» **Given exercise**: Skip the pictures and quote all of the lines exactly.

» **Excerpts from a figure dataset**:
-------------------------
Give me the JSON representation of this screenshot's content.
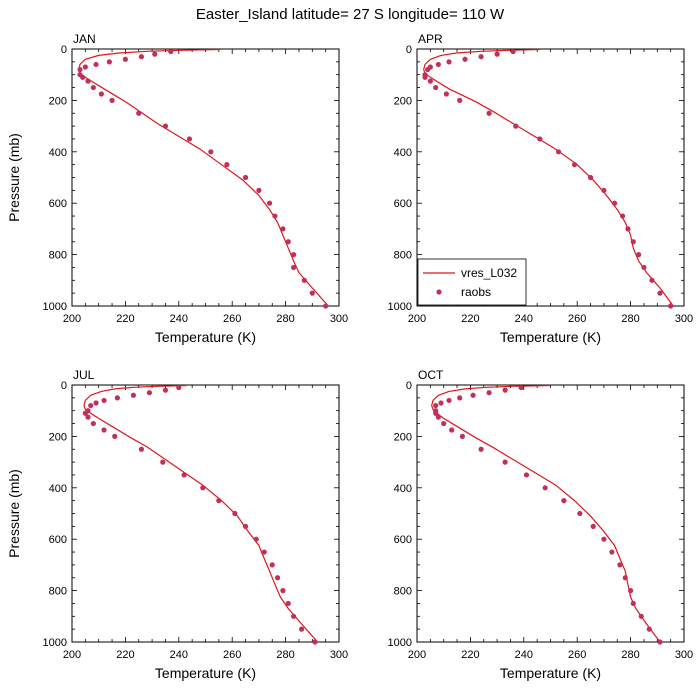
{
  "title": "Easter_Island  latitude= 27 S longitude= 110 W",
  "colors": {
    "model": "#e0161b",
    "obs": "#c2305a"
  },
  "legend": {
    "model_label": "vres_L032",
    "obs_label": "raobs",
    "placement": "lower-left of APR panel"
  },
  "chart_data": [
    {
      "type": "line",
      "panel": "JAN",
      "xlabel": "Temperature (K)",
      "ylabel": "Pressure (mb)",
      "xlim": [
        200,
        300
      ],
      "ylim": [
        1000,
        0
      ],
      "xticks": [
        200,
        220,
        240,
        260,
        280,
        300
      ],
      "yticks": [
        0,
        200,
        400,
        600,
        800,
        1000
      ],
      "series": [
        {
          "name": "vres_L032",
          "kind": "line",
          "t": [
            255,
            240,
            228,
            218,
            210,
            205,
            203,
            202.5,
            203,
            205,
            208,
            212,
            216,
            220,
            225,
            232,
            240,
            248,
            256,
            264,
            270,
            274,
            277,
            279,
            281,
            283,
            285,
            290,
            296
          ],
          "p": [
            2,
            5,
            9,
            15,
            25,
            40,
            60,
            80,
            95,
            110,
            130,
            155,
            180,
            205,
            240,
            290,
            340,
            390,
            450,
            510,
            570,
            625,
            675,
            725,
            775,
            825,
            870,
            930,
            1000
          ]
        },
        {
          "name": "raobs",
          "kind": "points",
          "t": [
            237,
            231,
            226,
            220,
            214,
            209,
            205,
            203,
            203,
            204,
            206,
            208,
            211,
            215,
            225,
            235,
            244,
            252,
            258,
            265,
            270,
            274,
            276,
            279,
            281,
            283,
            283,
            287,
            290,
            295
          ],
          "p": [
            10,
            20,
            30,
            40,
            50,
            60,
            70,
            80,
            100,
            110,
            125,
            150,
            175,
            200,
            250,
            300,
            350,
            400,
            450,
            500,
            550,
            600,
            650,
            700,
            750,
            800,
            850,
            900,
            950,
            1000
          ]
        }
      ]
    },
    {
      "type": "line",
      "panel": "APR",
      "xlabel": "Temperature (K)",
      "ylabel": "",
      "xlim": [
        200,
        300
      ],
      "ylim": [
        1000,
        0
      ],
      "xticks": [
        200,
        220,
        240,
        260,
        280,
        300
      ],
      "yticks": [
        0,
        200,
        400,
        600,
        800,
        1000
      ],
      "series": [
        {
          "name": "vres_L032",
          "kind": "line",
          "t": [
            246,
            234,
            224,
            215,
            209,
            205,
            203,
            202.5,
            203,
            205,
            208,
            212,
            217,
            222,
            228,
            236,
            244,
            252,
            260,
            266,
            271,
            275,
            278,
            280,
            281,
            283,
            286,
            291,
            296
          ],
          "p": [
            2,
            5,
            9,
            15,
            25,
            40,
            60,
            80,
            95,
            110,
            130,
            155,
            180,
            205,
            240,
            290,
            340,
            390,
            450,
            510,
            570,
            625,
            675,
            725,
            775,
            825,
            870,
            930,
            1000
          ]
        },
        {
          "name": "raobs",
          "kind": "points",
          "t": [
            236,
            230,
            224,
            218,
            212,
            208,
            205,
            204,
            203,
            203,
            205,
            207,
            211,
            216,
            227,
            237,
            246,
            253,
            259,
            265,
            270,
            274,
            277,
            279,
            281,
            283,
            285,
            288,
            291,
            295
          ],
          "p": [
            10,
            20,
            30,
            40,
            50,
            60,
            70,
            80,
            100,
            110,
            125,
            150,
            175,
            200,
            250,
            300,
            350,
            400,
            450,
            500,
            550,
            600,
            650,
            700,
            750,
            800,
            850,
            900,
            950,
            1000
          ]
        }
      ]
    },
    {
      "type": "line",
      "panel": "JUL",
      "xlabel": "Temperature (K)",
      "ylabel": "Pressure (mb)",
      "xlim": [
        200,
        300
      ],
      "ylim": [
        1000,
        0
      ],
      "xticks": [
        200,
        220,
        240,
        260,
        280,
        300
      ],
      "yticks": [
        0,
        200,
        400,
        600,
        800,
        1000
      ],
      "series": [
        {
          "name": "vres_L032",
          "kind": "line",
          "t": [
            243,
            232,
            223,
            216,
            211,
            207,
            205,
            204.5,
            205,
            207,
            210,
            214,
            218,
            222,
            228,
            235,
            242,
            249,
            256,
            262,
            266,
            270,
            272,
            274,
            276,
            278,
            281,
            286,
            292
          ],
          "p": [
            2,
            5,
            9,
            15,
            25,
            40,
            60,
            80,
            95,
            110,
            130,
            155,
            180,
            205,
            240,
            290,
            340,
            390,
            450,
            510,
            570,
            625,
            675,
            725,
            775,
            825,
            870,
            930,
            1000
          ]
        },
        {
          "name": "raobs",
          "kind": "points",
          "t": [
            240,
            235,
            229,
            223,
            217,
            212,
            209,
            207,
            206,
            205,
            206,
            208,
            212,
            216,
            226,
            234,
            242,
            249,
            255,
            261,
            265,
            269,
            272,
            275,
            277,
            279,
            281,
            283,
            286,
            291
          ],
          "p": [
            10,
            20,
            30,
            40,
            50,
            60,
            70,
            80,
            100,
            110,
            125,
            150,
            175,
            200,
            250,
            300,
            350,
            400,
            450,
            500,
            550,
            600,
            650,
            700,
            750,
            800,
            850,
            900,
            950,
            1000
          ]
        }
      ]
    },
    {
      "type": "line",
      "panel": "OCT",
      "xlabel": "Temperature (K)",
      "ylabel": "",
      "xlim": [
        200,
        300
      ],
      "ylim": [
        1000,
        0
      ],
      "xticks": [
        200,
        220,
        240,
        260,
        280,
        300
      ],
      "yticks": [
        0,
        200,
        400,
        600,
        800,
        1000
      ],
      "series": [
        {
          "name": "vres_L032",
          "kind": "line",
          "t": [
            250,
            236,
            226,
            218,
            212,
            208,
            206,
            205.5,
            206,
            207.5,
            210,
            214,
            218,
            222,
            228,
            236,
            244,
            252,
            259,
            265,
            270,
            274,
            276,
            278,
            279,
            280,
            282,
            286,
            291
          ],
          "p": [
            2,
            5,
            9,
            15,
            25,
            40,
            60,
            80,
            95,
            110,
            130,
            155,
            180,
            205,
            240,
            290,
            340,
            390,
            450,
            510,
            570,
            625,
            675,
            725,
            775,
            825,
            870,
            930,
            1000
          ]
        },
        {
          "name": "raobs",
          "kind": "points",
          "t": [
            239,
            233,
            227,
            221,
            216,
            212,
            209,
            207,
            207,
            207,
            208,
            210,
            213,
            217,
            224,
            233,
            241,
            248,
            255,
            261,
            266,
            270,
            273,
            276,
            278,
            280,
            281,
            284,
            287,
            291
          ],
          "p": [
            10,
            20,
            30,
            40,
            50,
            60,
            70,
            80,
            100,
            110,
            125,
            150,
            175,
            200,
            250,
            300,
            350,
            400,
            450,
            500,
            550,
            600,
            650,
            700,
            750,
            800,
            850,
            900,
            950,
            1000
          ]
        }
      ]
    }
  ]
}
-------------------------
» **Solution to the exercise**:
Give me the JSON representation of this screenshot's content.
{
  "title": "Easter_Island  latitude= 27 S longitude= 110 W",
  "colors": {
    "model": "#e0161b",
    "obs": "#c2305a"
  },
  "legend": {
    "model_label": "vres_L032",
    "obs_label": "raobs",
    "placement": "lower-left of APR panel"
  },
  "chart_data": [
    {
      "type": "line",
      "panel": "JAN",
      "xlabel": "Temperature (K)",
      "ylabel": "Pressure (mb)",
      "xlim": [
        200,
        300
      ],
      "ylim": [
        1000,
        0
      ],
      "xticks": [
        200,
        220,
        240,
        260,
        280,
        300
      ],
      "yticks": [
        0,
        200,
        400,
        600,
        800,
        1000
      ],
      "series": [
        {
          "name": "vres_L032",
          "kind": "line",
          "t": [
            255,
            240,
            228,
            218,
            210,
            205,
            203,
            202.5,
            203,
            205,
            208,
            212,
            216,
            220,
            225,
            232,
            240,
            248,
            256,
            264,
            270,
            274,
            277,
            279,
            281,
            283,
            285,
            290,
            296
          ],
          "p": [
            2,
            5,
            9,
            15,
            25,
            40,
            60,
            80,
            95,
            110,
            130,
            155,
            180,
            205,
            240,
            290,
            340,
            390,
            450,
            510,
            570,
            625,
            675,
            725,
            775,
            825,
            870,
            930,
            1000
          ]
        },
        {
          "name": "raobs",
          "kind": "points",
          "t": [
            237,
            231,
            226,
            220,
            214,
            209,
            205,
            203,
            203,
            204,
            206,
            208,
            211,
            215,
            225,
            235,
            244,
            252,
            258,
            265,
            270,
            274,
            276,
            279,
            281,
            283,
            283,
            287,
            290,
            295
          ],
          "p": [
            10,
            20,
            30,
            40,
            50,
            60,
            70,
            80,
            100,
            110,
            125,
            150,
            175,
            200,
            250,
            300,
            350,
            400,
            450,
            500,
            550,
            600,
            650,
            700,
            750,
            800,
            850,
            900,
            950,
            1000
          ]
        }
      ]
    },
    {
      "type": "line",
      "panel": "APR",
      "xlabel": "Temperature (K)",
      "ylabel": "",
      "xlim": [
        200,
        300
      ],
      "ylim": [
        1000,
        0
      ],
      "xticks": [
        200,
        220,
        240,
        260,
        280,
        300
      ],
      "yticks": [
        0,
        200,
        400,
        600,
        800,
        1000
      ],
      "series": [
        {
          "name": "vres_L032",
          "kind": "line",
          "t": [
            246,
            234,
            224,
            215,
            209,
            205,
            203,
            202.5,
            203,
            205,
            208,
            212,
            217,
            222,
            228,
            236,
            244,
            252,
            260,
            266,
            271,
            275,
            278,
            280,
            281,
            283,
            286,
            291,
            296
          ],
          "p": [
            2,
            5,
            9,
            15,
            25,
            40,
            60,
            80,
            95,
            110,
            130,
            155,
            180,
            205,
            240,
            290,
            340,
            390,
            450,
            510,
            570,
            625,
            675,
            725,
            775,
            825,
            870,
            930,
            1000
          ]
        },
        {
          "name": "raobs",
          "kind": "points",
          "t": [
            236,
            230,
            224,
            218,
            212,
            208,
            205,
            204,
            203,
            203,
            205,
            207,
            211,
            216,
            227,
            237,
            246,
            253,
            259,
            265,
            270,
            274,
            277,
            279,
            281,
            283,
            285,
            288,
            291,
            295
          ],
          "p": [
            10,
            20,
            30,
            40,
            50,
            60,
            70,
            80,
            100,
            110,
            125,
            150,
            175,
            200,
            250,
            300,
            350,
            400,
            450,
            500,
            550,
            600,
            650,
            700,
            750,
            800,
            850,
            900,
            950,
            1000
          ]
        }
      ]
    },
    {
      "type": "line",
      "panel": "JUL",
      "xlabel": "Temperature (K)",
      "ylabel": "Pressure (mb)",
      "xlim": [
        200,
        300
      ],
      "ylim": [
        1000,
        0
      ],
      "xticks": [
        200,
        220,
        240,
        260,
        280,
        300
      ],
      "yticks": [
        0,
        200,
        400,
        600,
        800,
        1000
      ],
      "series": [
        {
          "name": "vres_L032",
          "kind": "line",
          "t": [
            243,
            232,
            223,
            216,
            211,
            207,
            205,
            204.5,
            205,
            207,
            210,
            214,
            218,
            222,
            228,
            235,
            242,
            249,
            256,
            262,
            266,
            270,
            272,
            274,
            276,
            278,
            281,
            286,
            292
          ],
          "p": [
            2,
            5,
            9,
            15,
            25,
            40,
            60,
            80,
            95,
            110,
            130,
            155,
            180,
            205,
            240,
            290,
            340,
            390,
            450,
            510,
            570,
            625,
            675,
            725,
            775,
            825,
            870,
            930,
            1000
          ]
        },
        {
          "name": "raobs",
          "kind": "points",
          "t": [
            240,
            235,
            229,
            223,
            217,
            212,
            209,
            207,
            206,
            205,
            206,
            208,
            212,
            216,
            226,
            234,
            242,
            249,
            255,
            261,
            265,
            269,
            272,
            275,
            277,
            279,
            281,
            283,
            286,
            291
          ],
          "p": [
            10,
            20,
            30,
            40,
            50,
            60,
            70,
            80,
            100,
            110,
            125,
            150,
            175,
            200,
            250,
            300,
            350,
            400,
            450,
            500,
            550,
            600,
            650,
            700,
            750,
            800,
            850,
            900,
            950,
            1000
          ]
        }
      ]
    },
    {
      "type": "line",
      "panel": "OCT",
      "xlabel": "Temperature (K)",
      "ylabel": "",
      "xlim": [
        200,
        300
      ],
      "ylim": [
        1000,
        0
      ],
      "xticks": [
        200,
        220,
        240,
        260,
        280,
        300
      ],
      "yticks": [
        0,
        200,
        400,
        600,
        800,
        1000
      ],
      "series": [
        {
          "name": "vres_L032",
          "kind": "line",
          "t": [
            250,
            236,
            226,
            218,
            212,
            208,
            206,
            205.5,
            206,
            207.5,
            210,
            214,
            218,
            222,
            228,
            236,
            244,
            252,
            259,
            265,
            270,
            274,
            276,
            278,
            279,
            280,
            282,
            286,
            291
          ],
          "p": [
            2,
            5,
            9,
            15,
            25,
            40,
            60,
            80,
            95,
            110,
            130,
            155,
            180,
            205,
            240,
            290,
            340,
            390,
            450,
            510,
            570,
            625,
            675,
            725,
            775,
            825,
            870,
            930,
            1000
          ]
        },
        {
          "name": "raobs",
          "kind": "points",
          "t": [
            239,
            233,
            227,
            221,
            216,
            212,
            209,
            207,
            207,
            207,
            208,
            210,
            213,
            217,
            224,
            233,
            241,
            248,
            255,
            261,
            266,
            270,
            273,
            276,
            278,
            280,
            281,
            284,
            287,
            291
          ],
          "p": [
            10,
            20,
            30,
            40,
            50,
            60,
            70,
            80,
            100,
            110,
            125,
            150,
            175,
            200,
            250,
            300,
            350,
            400,
            450,
            500,
            550,
            600,
            650,
            700,
            750,
            800,
            850,
            900,
            950,
            1000
          ]
        }
      ]
    }
  ]
}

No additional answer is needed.